▶ **EXERCISE PROMPT**: Locate all lines with the word "الحديث" and copy them out.

▶ **ENTRIES PROVIDED**:
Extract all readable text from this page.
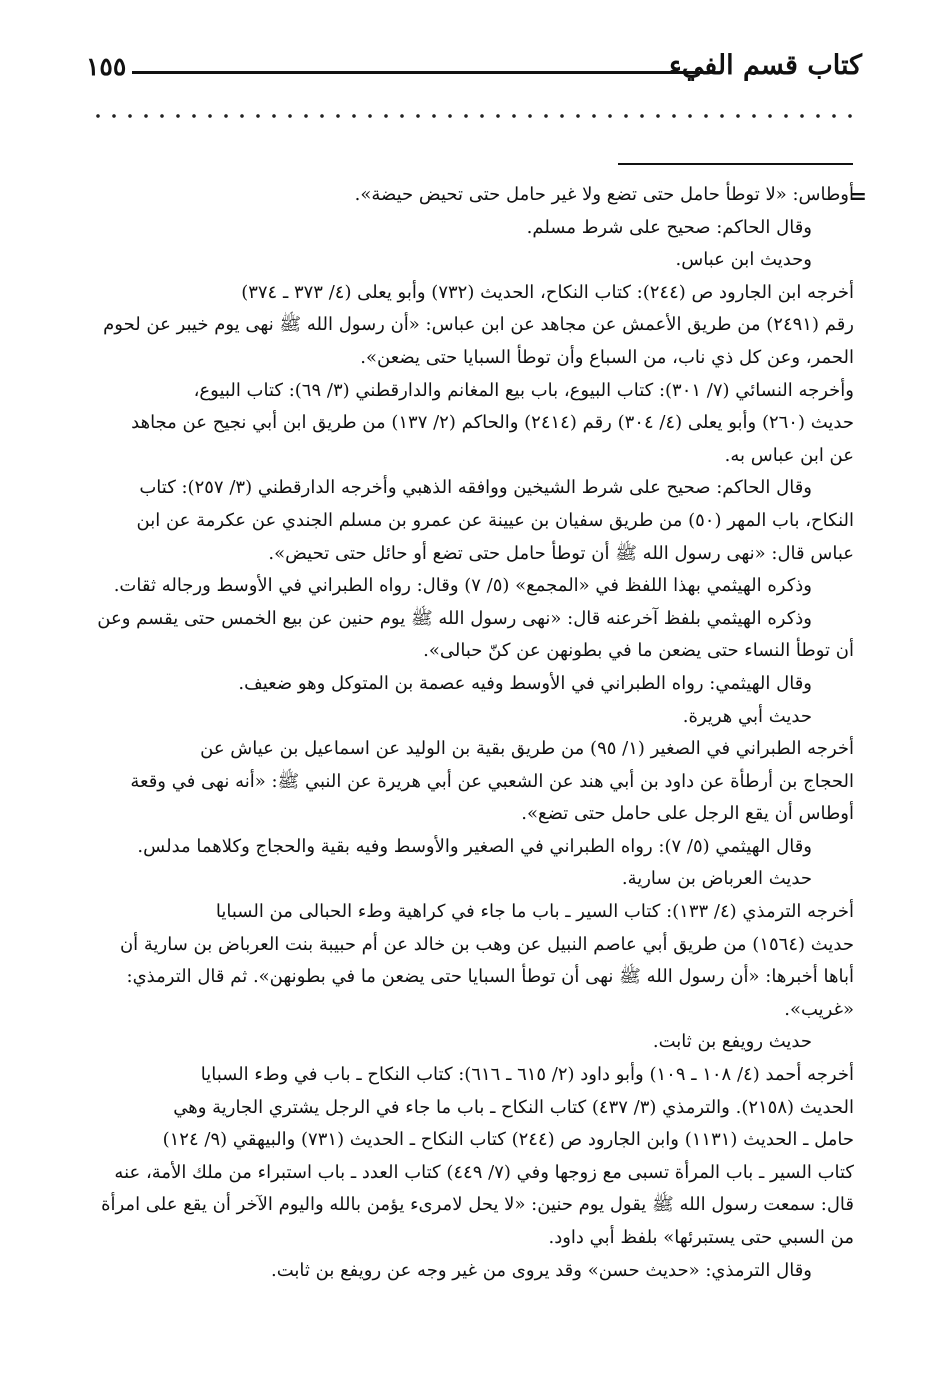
كتاب قسم الفيء
١٥٥
=

أوطاس: «لا توطأ حامل حتى تضع ولا غير حامل حتى تحيض حيضة».

وقال الحاكم: صحيح على شرط مسلم.

وحديث ابن عباس.

أخرجه ابن الجارود ص (٢٤٤): كتاب النكاح، الحديث (٧٣٢) وأبو يعلى (٤/ ٣٧٣ ـ ٣٧٤)

رقم (٢٤٩١) من طريق الأعمش عن مجاهد عن ابن عباس: «أن رسول الله ﷺ نهى يوم خيبر عن لحوم

الحمر، وعن كل ذي ناب، من السباع وأن توطأ السبايا حتى يضعن».

وأخرجه النسائي (٧/ ٣٠١): كتاب البيوع، باب بيع المغانم والدارقطني (٣/ ٦٩): كتاب البيوع،

حديث (٢٦٠) وأبو يعلى (٤/ ٣٠٤) رقم (٢٤١٤) والحاكم (٢/ ١٣٧) من طريق ابن أبي نجيح عن مجاهد

عن ابن عباس به.

وقال الحاكم: صحيح على شرط الشيخين ووافقه الذهبي وأخرجه الدارقطني (٣/ ٢٥٧): كتاب

النكاح، باب المهر (٥٠) من طريق سفيان بن عيينة عن عمرو بن مسلم الجندي عن عكرمة عن ابن

عباس قال: «نهى رسول الله ﷺ أن توطأ حامل حتى تضع أو حائل حتى تحيض».

وذكره الهيثمي بهذا اللفظ في «المجمع» (٥/ ٧) وقال: رواه الطبراني في الأوسط ورجاله ثقات.

وذكره الهيثمي بلفظ آخرعنه قال: «نهى رسول الله ﷺ يوم حنين عن بيع الخمس حتى يقسم وعن

أن توطأ النساء حتى يضعن ما في بطونهن عن كنّ حبالى».

وقال الهيثمي: رواه الطبراني في الأوسط وفيه عصمة بن المتوكل وهو ضعيف.

حديث أبي هريرة.

أخرجه الطبراني في الصغير (١/ ٩٥) من طريق بقية بن الوليد عن اسماعيل بن عياش عن

الحجاج بن أرطأة عن داود بن أبي هند عن الشعبي عن أبي هريرة عن النبي ﷺ: «أنه نهى في وقعة

أوطاس أن يقع الرجل على حامل حتى تضع».

وقال الهيثمي (٥/ ٧): رواه الطبراني في الصغير والأوسط وفيه بقية والحجاج وكلاهما مدلس.

حديث العرباض بن سارية.

أخرجه الترمذي (٤/ ١٣٣): كتاب السير ـ باب ما جاء في كراهية وطء الحبالى من السبايا

حديث (١٥٦٤) من طريق أبي عاصم النبيل عن وهب بن خالد عن أم حبيبة بنت العرباض بن سارية أن

أباها أخبرها: «أن رسول الله ﷺ نهى أن توطأ السبايا حتى يضعن ما في بطونهن». ثم قال الترمذي:

«غريب».

حديث رويفع بن ثابت.

أخرجه أحمد (٤/ ١٠٨ ـ ١٠٩) وأبو داود (٢/ ٦١٥ ـ ٦١٦): كتاب النكاح ـ باب في وطء السبايا

الحديث (٢١٥٨). والترمذي (٣/ ٤٣٧) كتاب النكاح ـ باب ما جاء في الرجل يشتري الجارية وهي

حامل ـ الحديث (١١٣١) وابن الجارود ص (٢٤٤) كتاب النكاح ـ الحديث (٧٣١) والبيهقي (٩/ ١٢٤)

كتاب السير ـ باب المرأة تسبى مع زوجها وفي (٧/ ٤٤٩) كتاب العدد ـ باب استبراء من ملك الأمة، عنه

قال: سمعت رسول الله ﷺ يقول يوم حنين: «لا يحل لامرىء يؤمن بالله واليوم الآخر أن يقع على امرأة

من السبي حتى يستبرئها» بلفظ أبي داود.

وقال الترمذي: «حديث حسن» وقد يروى من غير وجه عن رويفع بن ثابت.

▶ **SOLUTION TO THIS TASK**:
أخرجه ابن الجارود ص (٢٤٤): كتاب النكاح، الحديث (٧٣٢) وأبو يعلى (٤/ ٣٧٣ ـ ٣٧٤)
الحديث (٢١٥٨). والترمذي (٣/ ٤٣٧) كتاب النكاح ـ باب ما جاء في الرجل يشتري الجارية وهي
حامل ـ الحديث (١١٣١) وابن الجارود ص (٢٤٤) كتاب النكاح ـ الحديث (٧٣١) والبيهقي (٩/ ١٢٤)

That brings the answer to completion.